Start of Dataset content

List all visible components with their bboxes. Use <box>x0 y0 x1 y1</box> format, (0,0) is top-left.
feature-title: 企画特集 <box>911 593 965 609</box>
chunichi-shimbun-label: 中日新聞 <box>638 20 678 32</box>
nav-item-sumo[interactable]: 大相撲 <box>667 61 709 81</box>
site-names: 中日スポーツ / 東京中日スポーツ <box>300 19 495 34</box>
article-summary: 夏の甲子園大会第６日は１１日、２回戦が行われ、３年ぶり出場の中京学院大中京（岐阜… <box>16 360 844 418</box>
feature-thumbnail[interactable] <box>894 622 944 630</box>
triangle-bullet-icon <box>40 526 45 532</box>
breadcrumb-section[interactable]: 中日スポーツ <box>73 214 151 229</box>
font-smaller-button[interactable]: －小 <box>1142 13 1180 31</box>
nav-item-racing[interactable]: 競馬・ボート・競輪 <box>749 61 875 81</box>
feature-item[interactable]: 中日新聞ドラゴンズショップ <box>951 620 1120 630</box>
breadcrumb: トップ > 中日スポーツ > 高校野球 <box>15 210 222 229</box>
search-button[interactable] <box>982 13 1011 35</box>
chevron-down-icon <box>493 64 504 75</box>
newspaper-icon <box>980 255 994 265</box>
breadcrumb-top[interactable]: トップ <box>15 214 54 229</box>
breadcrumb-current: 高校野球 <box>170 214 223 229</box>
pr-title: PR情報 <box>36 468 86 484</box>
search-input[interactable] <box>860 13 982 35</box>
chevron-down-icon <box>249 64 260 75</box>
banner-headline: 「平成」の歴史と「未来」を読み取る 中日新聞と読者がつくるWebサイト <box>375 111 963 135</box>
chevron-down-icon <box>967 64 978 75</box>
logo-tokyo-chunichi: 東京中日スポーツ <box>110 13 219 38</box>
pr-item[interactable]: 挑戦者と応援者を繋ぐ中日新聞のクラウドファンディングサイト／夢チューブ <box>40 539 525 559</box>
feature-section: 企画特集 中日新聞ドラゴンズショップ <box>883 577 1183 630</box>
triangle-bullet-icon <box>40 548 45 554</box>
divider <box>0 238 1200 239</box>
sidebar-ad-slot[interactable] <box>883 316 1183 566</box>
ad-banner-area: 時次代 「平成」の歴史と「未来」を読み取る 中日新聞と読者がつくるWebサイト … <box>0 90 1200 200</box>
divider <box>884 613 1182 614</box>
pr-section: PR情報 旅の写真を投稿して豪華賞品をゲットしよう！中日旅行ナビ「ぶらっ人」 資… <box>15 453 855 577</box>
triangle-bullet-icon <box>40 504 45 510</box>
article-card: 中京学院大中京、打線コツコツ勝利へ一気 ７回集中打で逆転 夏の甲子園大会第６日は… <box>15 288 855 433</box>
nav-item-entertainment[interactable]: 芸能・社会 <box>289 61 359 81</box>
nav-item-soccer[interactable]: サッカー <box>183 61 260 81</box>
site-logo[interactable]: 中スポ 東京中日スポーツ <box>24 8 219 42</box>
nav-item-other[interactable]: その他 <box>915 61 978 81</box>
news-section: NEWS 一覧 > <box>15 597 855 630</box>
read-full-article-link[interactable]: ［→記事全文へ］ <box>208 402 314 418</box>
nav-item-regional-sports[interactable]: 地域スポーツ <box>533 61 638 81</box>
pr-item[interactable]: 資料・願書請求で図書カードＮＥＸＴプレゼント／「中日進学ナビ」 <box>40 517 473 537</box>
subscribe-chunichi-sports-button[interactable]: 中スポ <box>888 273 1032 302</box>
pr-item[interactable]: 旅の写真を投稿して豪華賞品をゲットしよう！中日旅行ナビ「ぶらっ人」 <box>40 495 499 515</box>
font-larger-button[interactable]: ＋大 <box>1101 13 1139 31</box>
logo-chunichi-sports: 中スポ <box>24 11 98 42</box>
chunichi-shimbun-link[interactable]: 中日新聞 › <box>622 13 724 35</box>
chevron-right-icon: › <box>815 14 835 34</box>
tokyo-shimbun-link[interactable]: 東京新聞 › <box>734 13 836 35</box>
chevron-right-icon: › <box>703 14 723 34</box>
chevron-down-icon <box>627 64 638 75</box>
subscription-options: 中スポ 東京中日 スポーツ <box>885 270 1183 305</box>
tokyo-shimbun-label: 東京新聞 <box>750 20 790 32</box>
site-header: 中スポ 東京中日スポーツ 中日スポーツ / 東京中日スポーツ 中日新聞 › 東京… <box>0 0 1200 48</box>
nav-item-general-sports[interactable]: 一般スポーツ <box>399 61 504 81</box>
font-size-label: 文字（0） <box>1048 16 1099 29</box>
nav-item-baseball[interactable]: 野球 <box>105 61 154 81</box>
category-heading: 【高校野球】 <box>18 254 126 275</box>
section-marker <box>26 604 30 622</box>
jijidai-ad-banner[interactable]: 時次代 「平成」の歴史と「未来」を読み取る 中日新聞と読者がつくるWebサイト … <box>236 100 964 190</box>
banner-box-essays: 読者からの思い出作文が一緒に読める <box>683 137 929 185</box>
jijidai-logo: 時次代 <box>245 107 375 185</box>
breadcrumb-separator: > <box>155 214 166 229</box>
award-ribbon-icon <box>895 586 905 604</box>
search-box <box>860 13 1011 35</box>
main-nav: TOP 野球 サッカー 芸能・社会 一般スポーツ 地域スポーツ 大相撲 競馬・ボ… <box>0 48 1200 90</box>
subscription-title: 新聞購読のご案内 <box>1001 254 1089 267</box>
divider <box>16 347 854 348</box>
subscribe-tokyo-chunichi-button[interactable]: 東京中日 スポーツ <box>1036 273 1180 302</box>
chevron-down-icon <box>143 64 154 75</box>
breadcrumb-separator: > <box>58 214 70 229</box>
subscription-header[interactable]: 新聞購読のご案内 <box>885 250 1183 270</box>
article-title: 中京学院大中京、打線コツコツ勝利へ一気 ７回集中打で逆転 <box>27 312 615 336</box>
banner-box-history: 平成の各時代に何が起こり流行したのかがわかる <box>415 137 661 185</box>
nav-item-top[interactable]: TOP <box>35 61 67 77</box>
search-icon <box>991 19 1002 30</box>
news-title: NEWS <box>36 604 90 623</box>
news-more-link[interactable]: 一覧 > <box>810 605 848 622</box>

End of Dataset content
Start of Dataset content

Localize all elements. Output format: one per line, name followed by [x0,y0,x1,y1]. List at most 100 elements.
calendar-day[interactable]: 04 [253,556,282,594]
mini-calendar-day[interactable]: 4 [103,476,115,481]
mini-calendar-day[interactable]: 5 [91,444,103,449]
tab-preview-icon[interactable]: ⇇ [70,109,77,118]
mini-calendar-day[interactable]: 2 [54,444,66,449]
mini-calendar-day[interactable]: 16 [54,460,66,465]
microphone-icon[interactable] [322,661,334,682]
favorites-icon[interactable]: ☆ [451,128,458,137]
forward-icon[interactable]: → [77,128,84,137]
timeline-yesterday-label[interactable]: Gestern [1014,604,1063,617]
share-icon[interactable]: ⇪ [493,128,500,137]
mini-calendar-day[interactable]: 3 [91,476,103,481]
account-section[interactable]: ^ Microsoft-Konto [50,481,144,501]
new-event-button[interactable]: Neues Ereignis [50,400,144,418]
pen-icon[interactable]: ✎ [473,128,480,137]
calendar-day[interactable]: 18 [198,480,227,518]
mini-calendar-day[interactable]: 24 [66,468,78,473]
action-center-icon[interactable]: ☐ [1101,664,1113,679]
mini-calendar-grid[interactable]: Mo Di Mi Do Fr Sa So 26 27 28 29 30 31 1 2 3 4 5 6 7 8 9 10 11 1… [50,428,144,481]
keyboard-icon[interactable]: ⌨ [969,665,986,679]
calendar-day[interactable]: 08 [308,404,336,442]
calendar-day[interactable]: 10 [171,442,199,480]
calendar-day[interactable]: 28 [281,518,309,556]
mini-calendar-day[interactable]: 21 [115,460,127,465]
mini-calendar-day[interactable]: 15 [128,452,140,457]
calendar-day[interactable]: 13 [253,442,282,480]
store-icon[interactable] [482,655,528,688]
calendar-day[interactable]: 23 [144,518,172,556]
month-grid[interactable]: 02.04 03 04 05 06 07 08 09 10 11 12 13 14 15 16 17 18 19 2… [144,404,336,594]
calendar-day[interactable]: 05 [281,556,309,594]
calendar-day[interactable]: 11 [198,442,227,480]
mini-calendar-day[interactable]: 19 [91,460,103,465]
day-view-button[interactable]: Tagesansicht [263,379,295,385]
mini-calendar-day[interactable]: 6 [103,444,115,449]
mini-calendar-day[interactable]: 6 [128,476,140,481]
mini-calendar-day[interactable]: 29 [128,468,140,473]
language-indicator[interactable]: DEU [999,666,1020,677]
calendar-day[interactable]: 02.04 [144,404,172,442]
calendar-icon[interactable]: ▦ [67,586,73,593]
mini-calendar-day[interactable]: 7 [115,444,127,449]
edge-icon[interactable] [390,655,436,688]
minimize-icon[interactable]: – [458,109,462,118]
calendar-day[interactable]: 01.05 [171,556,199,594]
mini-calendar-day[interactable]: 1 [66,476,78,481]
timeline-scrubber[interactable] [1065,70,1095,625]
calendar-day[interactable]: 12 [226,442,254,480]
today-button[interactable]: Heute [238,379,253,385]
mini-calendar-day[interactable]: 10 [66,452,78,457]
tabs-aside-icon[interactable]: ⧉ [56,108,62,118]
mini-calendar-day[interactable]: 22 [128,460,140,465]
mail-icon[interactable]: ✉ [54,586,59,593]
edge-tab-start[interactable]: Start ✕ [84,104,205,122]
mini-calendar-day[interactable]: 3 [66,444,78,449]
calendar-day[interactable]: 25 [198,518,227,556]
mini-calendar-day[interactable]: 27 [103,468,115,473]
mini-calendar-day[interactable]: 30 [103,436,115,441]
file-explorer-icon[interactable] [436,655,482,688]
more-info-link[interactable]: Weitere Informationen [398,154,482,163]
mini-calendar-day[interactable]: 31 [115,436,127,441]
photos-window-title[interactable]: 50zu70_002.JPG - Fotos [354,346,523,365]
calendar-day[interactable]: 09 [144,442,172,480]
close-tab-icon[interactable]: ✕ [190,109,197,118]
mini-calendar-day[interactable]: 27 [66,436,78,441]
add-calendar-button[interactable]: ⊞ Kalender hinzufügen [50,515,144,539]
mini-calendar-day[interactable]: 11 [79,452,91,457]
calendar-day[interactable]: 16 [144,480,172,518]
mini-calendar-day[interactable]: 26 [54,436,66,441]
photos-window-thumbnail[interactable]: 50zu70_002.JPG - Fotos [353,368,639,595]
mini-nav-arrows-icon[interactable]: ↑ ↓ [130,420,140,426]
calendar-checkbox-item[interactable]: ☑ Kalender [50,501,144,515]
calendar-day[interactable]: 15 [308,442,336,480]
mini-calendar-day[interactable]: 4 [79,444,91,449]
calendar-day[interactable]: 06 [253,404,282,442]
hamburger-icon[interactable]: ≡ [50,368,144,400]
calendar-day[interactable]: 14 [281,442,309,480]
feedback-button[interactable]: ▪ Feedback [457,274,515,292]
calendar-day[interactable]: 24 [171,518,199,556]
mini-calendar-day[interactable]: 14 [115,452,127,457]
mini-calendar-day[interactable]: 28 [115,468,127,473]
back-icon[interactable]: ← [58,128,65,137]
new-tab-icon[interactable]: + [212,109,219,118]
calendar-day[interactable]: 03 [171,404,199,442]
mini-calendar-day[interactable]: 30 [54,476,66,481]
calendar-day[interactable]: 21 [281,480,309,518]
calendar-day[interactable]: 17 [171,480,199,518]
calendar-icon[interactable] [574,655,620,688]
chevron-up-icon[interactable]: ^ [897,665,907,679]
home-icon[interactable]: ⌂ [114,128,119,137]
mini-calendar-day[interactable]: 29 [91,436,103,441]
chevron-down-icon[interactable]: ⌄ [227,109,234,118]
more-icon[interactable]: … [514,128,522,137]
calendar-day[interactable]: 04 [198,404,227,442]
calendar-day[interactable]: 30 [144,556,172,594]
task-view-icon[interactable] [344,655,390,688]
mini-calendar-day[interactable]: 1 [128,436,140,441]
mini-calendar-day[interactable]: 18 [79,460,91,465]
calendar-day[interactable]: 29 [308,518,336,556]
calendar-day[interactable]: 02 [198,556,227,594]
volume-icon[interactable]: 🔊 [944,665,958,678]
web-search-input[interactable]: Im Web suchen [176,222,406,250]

End of Dataset content
Start of Dataset content

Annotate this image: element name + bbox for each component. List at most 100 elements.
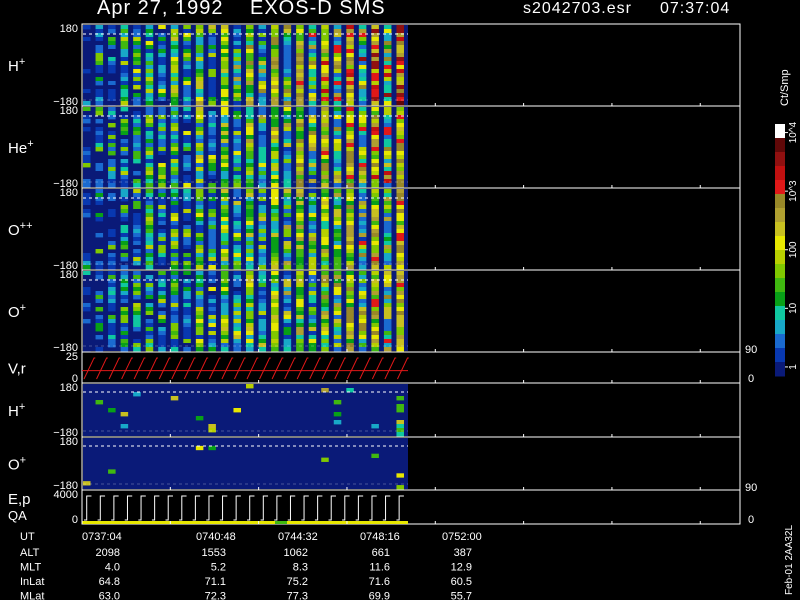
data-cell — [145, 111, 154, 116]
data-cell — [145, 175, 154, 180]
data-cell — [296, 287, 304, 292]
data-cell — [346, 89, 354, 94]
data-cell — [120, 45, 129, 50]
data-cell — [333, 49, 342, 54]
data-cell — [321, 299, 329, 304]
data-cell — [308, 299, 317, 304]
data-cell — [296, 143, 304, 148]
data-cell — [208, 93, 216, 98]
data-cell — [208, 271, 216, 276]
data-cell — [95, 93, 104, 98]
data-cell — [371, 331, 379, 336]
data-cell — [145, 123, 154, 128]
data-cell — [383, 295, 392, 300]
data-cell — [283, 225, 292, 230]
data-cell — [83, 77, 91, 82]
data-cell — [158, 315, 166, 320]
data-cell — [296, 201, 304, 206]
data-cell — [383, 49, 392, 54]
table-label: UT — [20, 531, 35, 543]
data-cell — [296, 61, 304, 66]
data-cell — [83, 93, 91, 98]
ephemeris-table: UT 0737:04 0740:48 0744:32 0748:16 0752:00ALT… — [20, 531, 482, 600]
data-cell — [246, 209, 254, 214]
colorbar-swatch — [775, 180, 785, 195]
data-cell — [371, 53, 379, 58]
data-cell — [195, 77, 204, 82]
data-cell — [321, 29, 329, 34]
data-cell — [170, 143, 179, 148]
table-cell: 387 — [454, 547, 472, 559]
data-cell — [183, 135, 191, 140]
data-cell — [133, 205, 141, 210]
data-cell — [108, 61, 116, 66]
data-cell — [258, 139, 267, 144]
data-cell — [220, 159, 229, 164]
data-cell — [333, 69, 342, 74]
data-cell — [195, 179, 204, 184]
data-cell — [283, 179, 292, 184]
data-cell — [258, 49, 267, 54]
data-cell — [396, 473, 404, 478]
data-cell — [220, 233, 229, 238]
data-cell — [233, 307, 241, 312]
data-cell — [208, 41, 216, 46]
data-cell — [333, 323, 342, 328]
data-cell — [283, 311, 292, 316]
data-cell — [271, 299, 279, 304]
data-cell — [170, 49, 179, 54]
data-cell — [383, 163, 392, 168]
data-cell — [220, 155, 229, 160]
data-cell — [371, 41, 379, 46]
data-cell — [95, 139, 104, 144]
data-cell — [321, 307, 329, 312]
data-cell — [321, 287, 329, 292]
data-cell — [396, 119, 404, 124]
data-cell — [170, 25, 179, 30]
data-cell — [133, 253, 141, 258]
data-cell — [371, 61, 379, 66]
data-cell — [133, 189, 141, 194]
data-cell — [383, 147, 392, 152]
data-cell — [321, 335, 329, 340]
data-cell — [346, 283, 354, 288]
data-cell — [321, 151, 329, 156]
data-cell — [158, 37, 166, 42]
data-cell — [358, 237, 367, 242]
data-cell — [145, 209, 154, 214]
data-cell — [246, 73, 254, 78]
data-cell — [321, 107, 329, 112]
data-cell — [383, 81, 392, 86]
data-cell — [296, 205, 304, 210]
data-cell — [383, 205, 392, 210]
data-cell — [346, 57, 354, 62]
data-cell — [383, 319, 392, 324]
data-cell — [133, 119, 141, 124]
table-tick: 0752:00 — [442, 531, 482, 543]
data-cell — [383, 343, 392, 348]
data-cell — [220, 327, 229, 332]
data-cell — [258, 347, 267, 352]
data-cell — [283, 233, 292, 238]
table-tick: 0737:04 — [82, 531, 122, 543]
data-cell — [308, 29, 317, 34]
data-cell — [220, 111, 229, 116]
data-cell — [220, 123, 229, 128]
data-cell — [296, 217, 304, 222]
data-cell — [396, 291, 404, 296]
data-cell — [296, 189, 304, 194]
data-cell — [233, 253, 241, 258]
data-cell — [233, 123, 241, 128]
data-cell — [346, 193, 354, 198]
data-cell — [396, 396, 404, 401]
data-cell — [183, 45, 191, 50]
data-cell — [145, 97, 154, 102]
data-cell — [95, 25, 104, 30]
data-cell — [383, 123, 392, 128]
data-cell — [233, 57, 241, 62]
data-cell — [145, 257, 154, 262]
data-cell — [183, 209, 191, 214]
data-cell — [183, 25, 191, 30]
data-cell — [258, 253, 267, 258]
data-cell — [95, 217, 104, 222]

End of Dataset content

Exercise goal: Copy out the records above word for word, from the line with "data-cell — [145, 111, 154, 116]" through the line with "data-cell — [145, 123, 154, 128]", including both of those lines.

Correct answer:
data-cell — [145, 111, 154, 116]
data-cell — [145, 175, 154, 180]
data-cell — [296, 287, 304, 292]
data-cell — [346, 89, 354, 94]
data-cell — [120, 45, 129, 50]
data-cell — [333, 49, 342, 54]
data-cell — [321, 299, 329, 304]
data-cell — [308, 299, 317, 304]
data-cell — [296, 143, 304, 148]
data-cell — [208, 93, 216, 98]
data-cell — [208, 271, 216, 276]
data-cell — [95, 93, 104, 98]
data-cell — [371, 331, 379, 336]
data-cell — [145, 123, 154, 128]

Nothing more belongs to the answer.